Exercise description
Find the lines with "deaths" in them and copy them out.

--- start Exercise material ---

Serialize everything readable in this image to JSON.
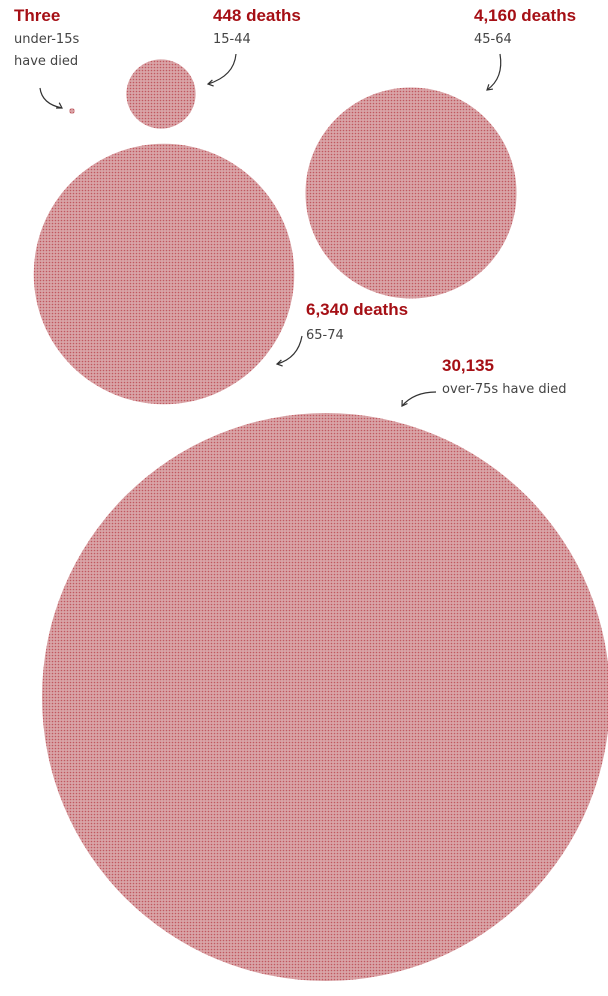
{
  "chart_data": {
    "type": "bubble",
    "series": [
      {
        "value": 3,
        "headline": "Three",
        "note": "under-15s have died",
        "note_lines": [
          "under-15s",
          "have died"
        ]
      },
      {
        "value": 448,
        "headline": "448 deaths",
        "note": "15-44"
      },
      {
        "value": 4160,
        "headline": "4,160 deaths",
        "note": "45-64"
      },
      {
        "value": 6340,
        "headline": "6,340 deaths",
        "note": "65-74"
      },
      {
        "value": 30135,
        "headline": "30,135",
        "note": "over-75s have died"
      }
    ]
  },
  "colors": {
    "bubble_fill": "#d9a4a7",
    "bubble_dot": "#c0585f",
    "headline": "#a50f15",
    "note": "#444444",
    "arrow": "#333333"
  }
}
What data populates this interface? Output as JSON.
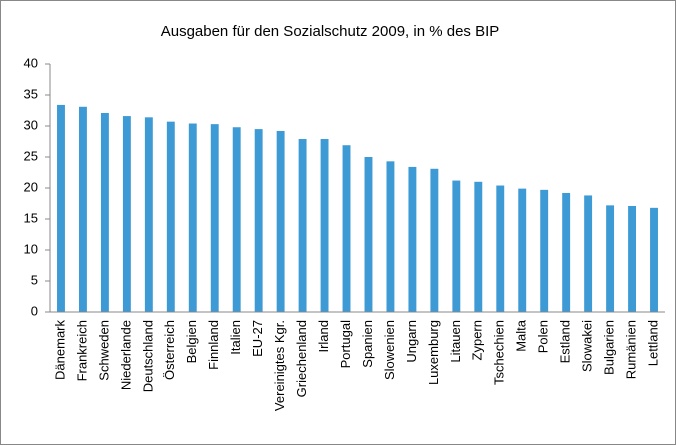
{
  "chart_data": {
    "type": "bar",
    "title": "Ausgaben für den Sozialschutz 2009, in % des BIP",
    "categories": [
      "Dänemark",
      "Frankreich",
      "Schweden",
      "Niederlande",
      "Deutschland",
      "Österreich",
      "Belgien",
      "Finnland",
      "Italien",
      "EU-27",
      "Vereinigtes Kgr.",
      "Griechenland",
      "Irland",
      "Portugal",
      "Spanien",
      "Slowenien",
      "Ungarn",
      "Luxemburg",
      "Litauen",
      "Zypern",
      "Tschechien",
      "Malta",
      "Polen",
      "Estland",
      "Slowakei",
      "Bulgarien",
      "Rumänien",
      "Lettland"
    ],
    "values": [
      33.4,
      33.1,
      32.1,
      31.6,
      31.4,
      30.7,
      30.4,
      30.3,
      29.8,
      29.5,
      29.2,
      27.9,
      27.9,
      26.9,
      25.0,
      24.3,
      23.4,
      23.1,
      21.2,
      21.0,
      20.4,
      19.9,
      19.7,
      19.2,
      18.8,
      17.2,
      17.1,
      16.8
    ],
    "color": "#3d9ad4",
    "ylim": [
      0,
      40
    ],
    "yticks": [
      0,
      5,
      10,
      15,
      20,
      25,
      30,
      35,
      40
    ],
    "grid": false
  }
}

--- end Exercise material ---

Solution for this task
        "headline": "448 deaths",
        "headline": "4,160 deaths",
        "headline": "6,340 deaths",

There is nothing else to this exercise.